[WORK TO COMPLETE] Can the data below be echoed back word for word?

[RECORDS FOR THIS EXERCISE]
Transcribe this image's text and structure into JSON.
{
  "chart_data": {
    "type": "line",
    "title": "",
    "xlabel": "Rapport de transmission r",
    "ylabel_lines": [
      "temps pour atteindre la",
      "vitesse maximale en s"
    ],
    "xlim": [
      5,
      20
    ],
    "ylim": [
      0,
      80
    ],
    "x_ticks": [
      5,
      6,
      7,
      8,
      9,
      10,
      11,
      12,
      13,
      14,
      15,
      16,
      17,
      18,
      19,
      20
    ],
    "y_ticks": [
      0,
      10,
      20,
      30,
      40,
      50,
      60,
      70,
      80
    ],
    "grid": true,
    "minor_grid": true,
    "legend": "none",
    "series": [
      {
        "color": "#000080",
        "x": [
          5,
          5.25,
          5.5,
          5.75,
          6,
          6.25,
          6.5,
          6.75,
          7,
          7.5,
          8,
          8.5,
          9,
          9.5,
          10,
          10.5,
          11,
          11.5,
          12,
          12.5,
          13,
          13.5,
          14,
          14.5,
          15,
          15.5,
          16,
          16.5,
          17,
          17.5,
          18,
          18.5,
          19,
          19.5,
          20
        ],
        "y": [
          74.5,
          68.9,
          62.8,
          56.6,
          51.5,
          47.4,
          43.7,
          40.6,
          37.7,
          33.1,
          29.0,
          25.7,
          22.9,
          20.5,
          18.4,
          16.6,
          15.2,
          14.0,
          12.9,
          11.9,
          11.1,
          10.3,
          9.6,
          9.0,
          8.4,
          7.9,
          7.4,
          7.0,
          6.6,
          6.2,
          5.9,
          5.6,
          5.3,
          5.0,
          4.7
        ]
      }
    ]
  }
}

[SOLUTION TO THIS PROBLEM]
Transcribe this image's text and structure into JSON.
{
  "chart_data": {
    "type": "line",
    "title": "",
    "xlabel": "Rapport de transmission r",
    "ylabel_lines": [
      "temps pour atteindre la",
      "vitesse maximale en s"
    ],
    "xlim": [
      5,
      20
    ],
    "ylim": [
      0,
      80
    ],
    "x_ticks": [
      5,
      6,
      7,
      8,
      9,
      10,
      11,
      12,
      13,
      14,
      15,
      16,
      17,
      18,
      19,
      20
    ],
    "y_ticks": [
      0,
      10,
      20,
      30,
      40,
      50,
      60,
      70,
      80
    ],
    "grid": true,
    "minor_grid": true,
    "legend": "none",
    "series": [
      {
        "color": "#000080",
        "x": [
          5,
          5.25,
          5.5,
          5.75,
          6,
          6.25,
          6.5,
          6.75,
          7,
          7.5,
          8,
          8.5,
          9,
          9.5,
          10,
          10.5,
          11,
          11.5,
          12,
          12.5,
          13,
          13.5,
          14,
          14.5,
          15,
          15.5,
          16,
          16.5,
          17,
          17.5,
          18,
          18.5,
          19,
          19.5,
          20
        ],
        "y": [
          74.5,
          68.9,
          62.8,
          56.6,
          51.5,
          47.4,
          43.7,
          40.6,
          37.7,
          33.1,
          29.0,
          25.7,
          22.9,
          20.5,
          18.4,
          16.6,
          15.2,
          14.0,
          12.9,
          11.9,
          11.1,
          10.3,
          9.6,
          9.0,
          8.4,
          7.9,
          7.4,
          7.0,
          6.6,
          6.2,
          5.9,
          5.6,
          5.3,
          5.0,
          4.7
        ]
      }
    ]
  }
}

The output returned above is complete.